____ Information supplied
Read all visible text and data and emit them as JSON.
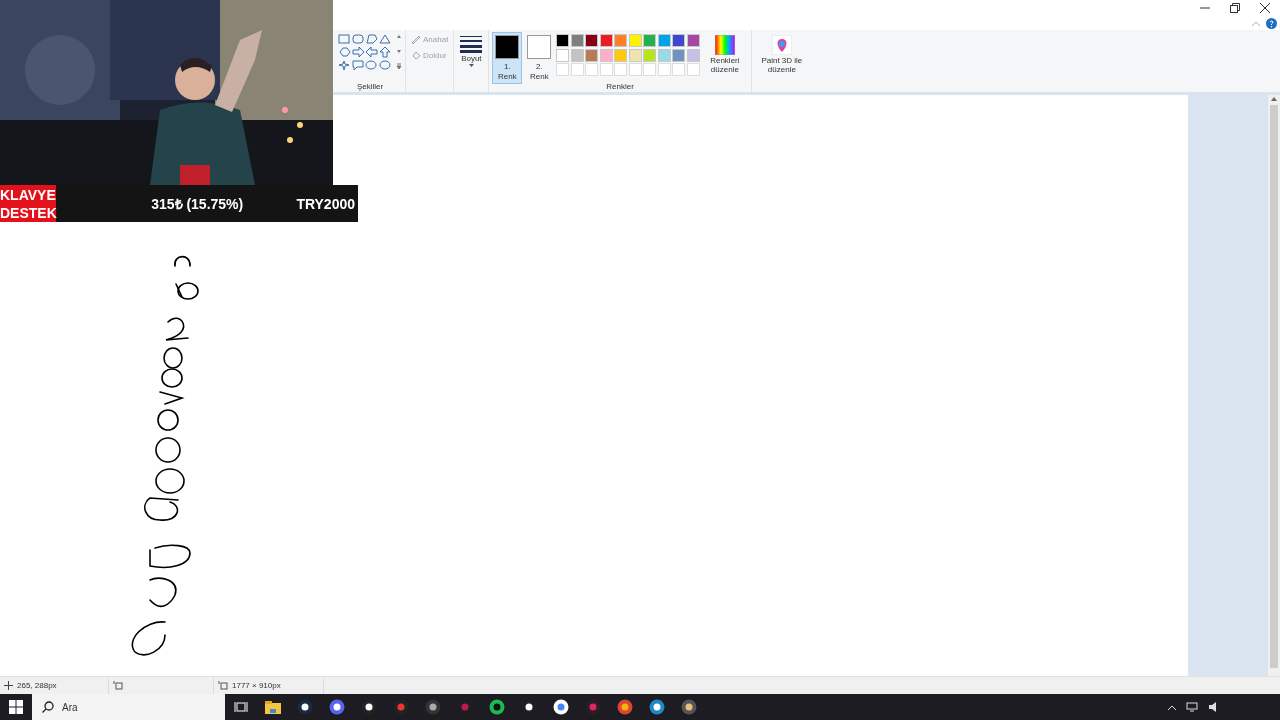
{
  "ribbon": {
    "shapes": {
      "label": "Şekiller"
    },
    "outline": {
      "label": "Anahat",
      "disabled": true
    },
    "fill": {
      "label": "Doldur",
      "disabled": true
    },
    "size": {
      "label": "Boyut"
    },
    "color_slots": [
      {
        "number": "1.",
        "label": "Renk",
        "color": "#000000",
        "selected": true
      },
      {
        "number": "2.",
        "label": "Renk",
        "color": "#ffffff",
        "selected": false
      }
    ],
    "palette": [
      {
        "color": "#000000"
      },
      {
        "color": "#7f7f7f"
      },
      {
        "color": "#880015"
      },
      {
        "color": "#ed1c24"
      },
      {
        "color": "#ff7f27"
      },
      {
        "color": "#fff200"
      },
      {
        "color": "#22b14c"
      },
      {
        "color": "#00a2e8"
      },
      {
        "color": "#3f48cc"
      },
      {
        "color": "#a349a4"
      },
      {
        "color": "#ffffff"
      },
      {
        "color": "#c3c3c3"
      },
      {
        "color": "#b97a57"
      },
      {
        "color": "#ffaec9"
      },
      {
        "color": "#ffc90e"
      },
      {
        "color": "#efe4b0"
      },
      {
        "color": "#b5e61d"
      },
      {
        "color": "#99d9ea"
      },
      {
        "color": "#7092be"
      },
      {
        "color": "#c8bfe7"
      }
    ],
    "edit_colors": {
      "label": "Renkleri düzenle"
    },
    "colors_group": {
      "label": "Renkler"
    },
    "paint3d": {
      "label": "Paint 3D ile düzenle"
    }
  },
  "stream_overlay": {
    "level": 0.1575,
    "left_lines": [
      "KLAVYE",
      "DESTEK"
    ],
    "center": "315₺ (15.75%)",
    "right": "TRY2000"
  },
  "status_bar": {
    "cursor": "265, 288px",
    "canvas_size": "1777 × 910px"
  },
  "taskbar": {
    "search": {
      "placeholder": "Ara"
    }
  }
}
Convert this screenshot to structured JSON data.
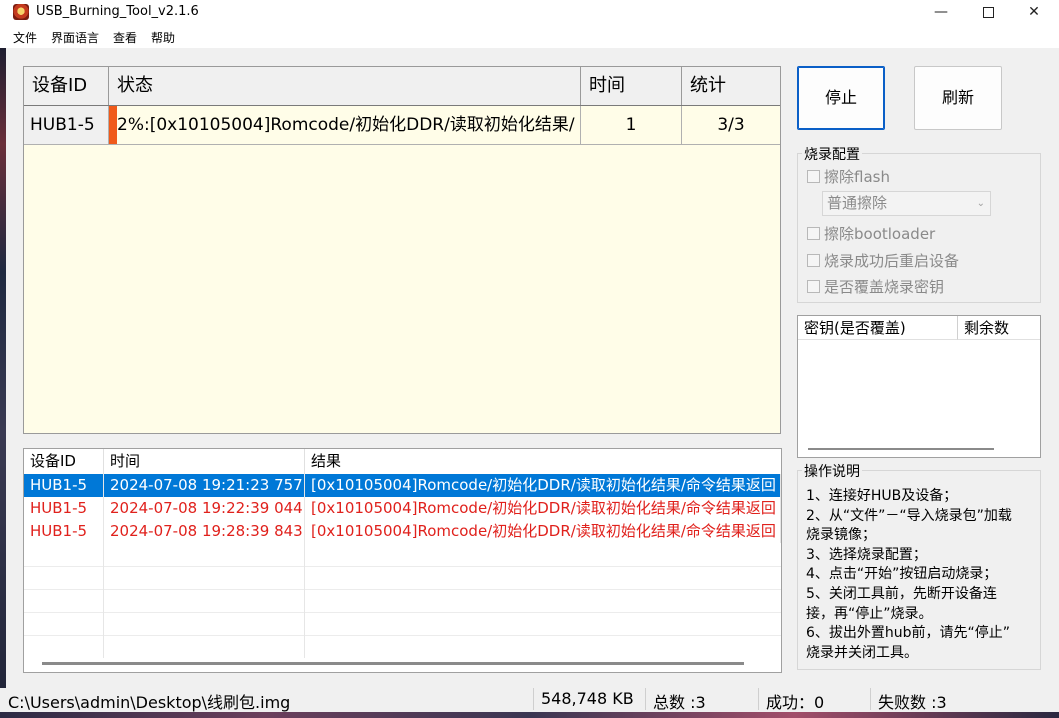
{
  "window": {
    "title": "USB_Burning_Tool_v2.1.6",
    "minimize": "—",
    "close": "✕"
  },
  "menu": [
    "文件",
    "界面语言",
    "查看",
    "帮助"
  ],
  "device_grid": {
    "headers": [
      "设备ID",
      "状态",
      "时间",
      "统计"
    ],
    "row": {
      "id": "HUB1-5",
      "status": "2%:[0x10105004]Romcode/初始化DDR/读取初始化结果/",
      "time": "1",
      "stats": "3/3"
    }
  },
  "buttons": {
    "stop": "停止",
    "refresh": "刷新"
  },
  "burn_config": {
    "title": "烧录配置",
    "erase_flash": "擦除flash",
    "erase_mode": "普通擦除",
    "erase_bootloader": "擦除bootloader",
    "reboot_after": "烧录成功后重启设备",
    "overwrite_key": "是否覆盖烧录密钥"
  },
  "key_table": {
    "headers": [
      "密钥(是否覆盖)",
      "剩余数"
    ]
  },
  "instructions": {
    "title": "操作说明",
    "lines": [
      "1、连接好HUB及设备；",
      "2、从“文件”－“导入烧录包”加载",
      "烧录镜像；",
      "3、选择烧录配置；",
      "4、点击“开始”按钮启动烧录；",
      "5、关闭工具前，先断开设备连",
      "接，再“停止”烧录。",
      "6、拔出外置hub前，请先“停止”",
      "烧录并关闭工具。"
    ]
  },
  "log": {
    "headers": [
      "设备ID",
      "时间",
      "结果"
    ],
    "rows": [
      {
        "id": "HUB1-5",
        "time": "2024-07-08 19:21:23 757",
        "result": "[0x10105004]Romcode/初始化DDR/读取初始化结果/命令结果返回"
      },
      {
        "id": "HUB1-5",
        "time": "2024-07-08 19:22:39 044",
        "result": "[0x10105004]Romcode/初始化DDR/读取初始化结果/命令结果返回"
      },
      {
        "id": "HUB1-5",
        "time": "2024-07-08 19:28:39 843",
        "result": "[0x10105004]Romcode/初始化DDR/读取初始化结果/命令结果返回"
      }
    ]
  },
  "status_bar": {
    "path": "C:\\Users\\admin\\Desktop\\线刷包.img",
    "size": "548,748 KB",
    "total": "总数 :3",
    "success": "成功：0",
    "fail": "失败数 :3"
  },
  "colors": {
    "selected_row": "#0078d7",
    "error_text": "#e0211c",
    "progress_mark": "#f05a1a",
    "grid_background": "#fffde8"
  }
}
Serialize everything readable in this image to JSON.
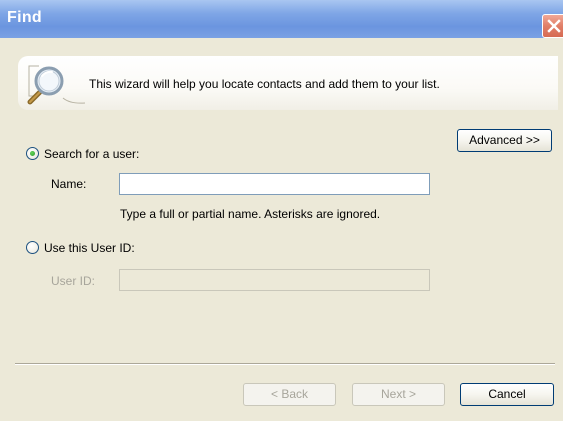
{
  "window": {
    "title": "Find"
  },
  "info": {
    "text": "This wizard will help you locate contacts and add them to your list."
  },
  "advanced_button": "Advanced >>",
  "search_user": {
    "radio_label": "Search for a user:",
    "selected": true,
    "name_label": "Name:",
    "name_value": "",
    "hint": "Type a full or partial name.  Asterisks are ignored."
  },
  "user_id": {
    "radio_label": "Use this User ID:",
    "selected": false,
    "field_label": "User ID:",
    "field_value": ""
  },
  "footer": {
    "back": "< Back",
    "next": "Next >",
    "cancel": "Cancel"
  },
  "icons": {
    "title_close": "close-icon",
    "info": "magnifier-icon"
  },
  "colors": {
    "titlebar": "#7fa6e6",
    "close": "#e07f68",
    "dialog_bg": "#ece9d8",
    "radio_dot": "#2d9a2a"
  }
}
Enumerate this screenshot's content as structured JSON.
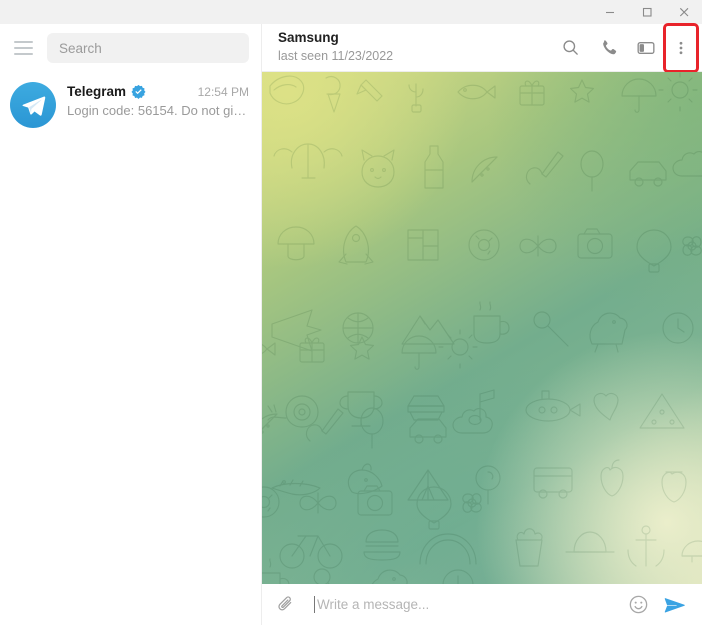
{
  "window": {
    "minimize_label": "Minimize",
    "maximize_label": "Maximize",
    "close_label": "Close"
  },
  "sidebar": {
    "menu_label": "Menu",
    "search": {
      "placeholder": "Search",
      "value": ""
    },
    "chats": [
      {
        "avatar_type": "telegram-logo",
        "title": "Telegram",
        "verified": true,
        "time": "12:54 PM",
        "preview": "Login code: 56154. Do not giv..."
      }
    ]
  },
  "chat": {
    "peer_name": "Samsung",
    "peer_status": "last seen 11/23/2022",
    "header_actions": [
      {
        "name": "search-icon",
        "label": "Search messages"
      },
      {
        "name": "phone-icon",
        "label": "Call"
      },
      {
        "name": "panel-icon",
        "label": "Toggle info panel"
      },
      {
        "name": "more-menu-icon",
        "label": "More",
        "highlighted": true
      }
    ],
    "highlight_color": "#e8232a",
    "background": {
      "style": "telegram-doodle-pattern",
      "gradient_from": "#d8dd84",
      "gradient_mid": "#73ad8d",
      "gradient_to": "#dde2b8"
    },
    "messages": []
  },
  "composer": {
    "attach_label": "Attach file",
    "placeholder": "Write a message...",
    "value": "",
    "emoji_label": "Emoji",
    "send_label": "Send",
    "send_color": "#3aa3e3"
  }
}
________
Do this »
Reproduce all entries exactly. Pictures do not belong in the copy.

Solution to this task »
Read all visible text and data and emit them as JSON.
{
  "ribbon": {
    "shapes": {
      "label": "Şekiller"
    },
    "outline": {
      "label": "Anahat",
      "disabled": true
    },
    "fill": {
      "label": "Doldur",
      "disabled": true
    },
    "size": {
      "label": "Boyut"
    },
    "color_slots": [
      {
        "number": "1.",
        "label": "Renk",
        "color": "#000000",
        "selected": true
      },
      {
        "number": "2.",
        "label": "Renk",
        "color": "#ffffff",
        "selected": false
      }
    ],
    "palette": [
      {
        "color": "#000000"
      },
      {
        "color": "#7f7f7f"
      },
      {
        "color": "#880015"
      },
      {
        "color": "#ed1c24"
      },
      {
        "color": "#ff7f27"
      },
      {
        "color": "#fff200"
      },
      {
        "color": "#22b14c"
      },
      {
        "color": "#00a2e8"
      },
      {
        "color": "#3f48cc"
      },
      {
        "color": "#a349a4"
      },
      {
        "color": "#ffffff"
      },
      {
        "color": "#c3c3c3"
      },
      {
        "color": "#b97a57"
      },
      {
        "color": "#ffaec9"
      },
      {
        "color": "#ffc90e"
      },
      {
        "color": "#efe4b0"
      },
      {
        "color": "#b5e61d"
      },
      {
        "color": "#99d9ea"
      },
      {
        "color": "#7092be"
      },
      {
        "color": "#c8bfe7"
      }
    ],
    "edit_colors": {
      "label": "Renkleri düzenle"
    },
    "colors_group": {
      "label": "Renkler"
    },
    "paint3d": {
      "label": "Paint 3D ile düzenle"
    }
  },
  "stream_overlay": {
    "level": 0.1575,
    "left_lines": [
      "KLAVYE",
      "DESTEK"
    ],
    "center": "315₺ (15.75%)",
    "right": "TRY2000"
  },
  "status_bar": {
    "cursor": "265, 288px",
    "canvas_size": "1777 × 910px"
  },
  "taskbar": {
    "search": {
      "placeholder": "Ara"
    }
  }
}
Convert this screenshot to structured JSON data.
{
  "window": {
    "title": "USB_Burning_Tool_v2.1.6",
    "minimize": "—",
    "close": "✕"
  },
  "menu": [
    "文件",
    "界面语言",
    "查看",
    "帮助"
  ],
  "device_grid": {
    "headers": [
      "设备ID",
      "状态",
      "时间",
      "统计"
    ],
    "row": {
      "id": "HUB1-5",
      "status": "2%:[0x10105004]Romcode/初始化DDR/读取初始化结果/",
      "time": "1",
      "stats": "3/3"
    }
  },
  "buttons": {
    "stop": "停止",
    "refresh": "刷新"
  },
  "burn_config": {
    "title": "烧录配置",
    "erase_flash": "擦除flash",
    "erase_mode": "普通擦除",
    "erase_bootloader": "擦除bootloader",
    "reboot_after": "烧录成功后重启设备",
    "overwrite_key": "是否覆盖烧录密钥"
  },
  "key_table": {
    "headers": [
      "密钥(是否覆盖)",
      "剩余数"
    ]
  },
  "instructions": {
    "title": "操作说明",
    "lines": [
      "1、连接好HUB及设备；",
      "2、从“文件”－“导入烧录包”加载",
      "烧录镜像；",
      "3、选择烧录配置；",
      "4、点击“开始”按钮启动烧录；",
      "5、关闭工具前，先断开设备连",
      "接，再“停止”烧录。",
      "6、拔出外置hub前，请先“停止”",
      "烧录并关闭工具。"
    ]
  },
  "log": {
    "headers": [
      "设备ID",
      "时间",
      "结果"
    ],
    "rows": [
      {
        "id": "HUB1-5",
        "time": "2024-07-08 19:21:23 757",
        "result": "[0x10105004]Romcode/初始化DDR/读取初始化结果/命令结果返回"
      },
      {
        "id": "HUB1-5",
        "time": "2024-07-08 19:22:39 044",
        "result": "[0x10105004]Romcode/初始化DDR/读取初始化结果/命令结果返回"
      },
      {
        "id": "HUB1-5",
        "time": "2024-07-08 19:28:39 843",
        "result": "[0x10105004]Romcode/初始化DDR/读取初始化结果/命令结果返回"
      }
    ]
  },
  "status_bar": {
    "path": "C:\\Users\\admin\\Desktop\\线刷包.img",
    "size": "548,748 KB",
    "total": "总数 :3",
    "success": "成功：0",
    "fail": "失败数 :3"
  },
  "colors": {
    "selected_row": "#0078d7",
    "error_text": "#e0211c",
    "progress_mark": "#f05a1a",
    "grid_background": "#fffde8"
  }
}
Serialize everything readable in this image to JSON.
{
  "window": {
    "title": "Find"
  },
  "info": {
    "text": "This wizard will help you locate contacts and add them to your list."
  },
  "advanced_button": "Advanced >>",
  "search_user": {
    "radio_label": "Search for a user:",
    "selected": true,
    "name_label": "Name:",
    "name_value": "",
    "hint": "Type a full or partial name.  Asterisks are ignored."
  },
  "user_id": {
    "radio_label": "Use this User ID:",
    "selected": false,
    "field_label": "User ID:",
    "field_value": ""
  },
  "footer": {
    "back": "< Back",
    "next": "Next >",
    "cancel": "Cancel"
  },
  "icons": {
    "title_close": "close-icon",
    "info": "magnifier-icon"
  },
  "colors": {
    "titlebar": "#7fa6e6",
    "close": "#e07f68",
    "dialog_bg": "#ece9d8",
    "radio_dot": "#2d9a2a"
  }
}
Enumerate this screenshot's content as structured JSON.
{
  "window": {
    "minimize_label": "Minimize",
    "maximize_label": "Maximize",
    "close_label": "Close"
  },
  "sidebar": {
    "menu_label": "Menu",
    "search": {
      "placeholder": "Search",
      "value": ""
    },
    "chats": [
      {
        "avatar_type": "telegram-logo",
        "title": "Telegram",
        "verified": true,
        "time": "12:54 PM",
        "preview": "Login code: 56154. Do not giv..."
      }
    ]
  },
  "chat": {
    "peer_name": "Samsung",
    "peer_status": "last seen 11/23/2022",
    "header_actions": [
      {
        "name": "search-icon",
        "label": "Search messages"
      },
      {
        "name": "phone-icon",
        "label": "Call"
      },
      {
        "name": "panel-icon",
        "label": "Toggle info panel"
      },
      {
        "name": "more-menu-icon",
        "label": "More",
        "highlighted": true
      }
    ],
    "highlight_color": "#e8232a",
    "background": {
      "style": "telegram-doodle-pattern",
      "gradient_from": "#d8dd84",
      "gradient_mid": "#73ad8d",
      "gradient_to": "#dde2b8"
    },
    "messages": []
  },
  "composer": {
    "attach_label": "Attach file",
    "placeholder": "Write a message...",
    "value": "",
    "emoji_label": "Emoji",
    "send_label": "Send",
    "send_color": "#3aa3e3"
  }
}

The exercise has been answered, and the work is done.